Data extracted from a collection:

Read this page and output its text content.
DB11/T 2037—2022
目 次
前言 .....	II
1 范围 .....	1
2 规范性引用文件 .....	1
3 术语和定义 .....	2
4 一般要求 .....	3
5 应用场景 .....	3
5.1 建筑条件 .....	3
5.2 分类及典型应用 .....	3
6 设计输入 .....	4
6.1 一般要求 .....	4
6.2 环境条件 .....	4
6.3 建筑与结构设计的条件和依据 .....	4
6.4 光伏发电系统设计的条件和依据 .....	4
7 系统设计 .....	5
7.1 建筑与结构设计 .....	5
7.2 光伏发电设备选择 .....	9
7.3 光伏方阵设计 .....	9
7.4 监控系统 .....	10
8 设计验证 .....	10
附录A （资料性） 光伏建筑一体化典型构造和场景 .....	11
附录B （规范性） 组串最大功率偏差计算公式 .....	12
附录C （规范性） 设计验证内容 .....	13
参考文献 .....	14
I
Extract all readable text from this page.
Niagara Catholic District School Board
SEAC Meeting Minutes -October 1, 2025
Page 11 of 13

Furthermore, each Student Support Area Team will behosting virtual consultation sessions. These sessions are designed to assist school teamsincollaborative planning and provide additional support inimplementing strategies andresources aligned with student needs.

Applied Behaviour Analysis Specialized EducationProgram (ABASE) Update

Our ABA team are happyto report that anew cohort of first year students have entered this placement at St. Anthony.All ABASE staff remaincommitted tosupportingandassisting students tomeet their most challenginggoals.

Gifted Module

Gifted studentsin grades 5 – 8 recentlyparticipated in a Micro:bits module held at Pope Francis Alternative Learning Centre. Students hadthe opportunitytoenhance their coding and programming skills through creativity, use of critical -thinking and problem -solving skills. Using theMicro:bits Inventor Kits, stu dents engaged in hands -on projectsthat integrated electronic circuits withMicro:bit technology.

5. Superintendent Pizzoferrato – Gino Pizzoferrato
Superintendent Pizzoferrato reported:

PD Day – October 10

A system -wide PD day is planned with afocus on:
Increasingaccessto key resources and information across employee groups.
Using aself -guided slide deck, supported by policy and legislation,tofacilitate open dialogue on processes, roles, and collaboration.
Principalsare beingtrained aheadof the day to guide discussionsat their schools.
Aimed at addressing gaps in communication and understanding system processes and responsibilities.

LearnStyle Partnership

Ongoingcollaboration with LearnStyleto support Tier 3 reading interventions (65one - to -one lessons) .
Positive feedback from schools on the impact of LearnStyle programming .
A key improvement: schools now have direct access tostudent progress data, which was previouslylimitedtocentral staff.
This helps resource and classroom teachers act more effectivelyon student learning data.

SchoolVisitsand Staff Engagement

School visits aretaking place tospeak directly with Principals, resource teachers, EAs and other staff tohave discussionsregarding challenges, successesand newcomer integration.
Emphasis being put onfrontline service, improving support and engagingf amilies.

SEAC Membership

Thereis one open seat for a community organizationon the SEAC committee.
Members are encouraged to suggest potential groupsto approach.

> [Prompt]
Select and copy every line of the material that holds the string "Pizzoferrato".

> [Completed exercise]
5. Superintendent Pizzoferrato – Gino Pizzoferrato
Superintendent Pizzoferrato reported:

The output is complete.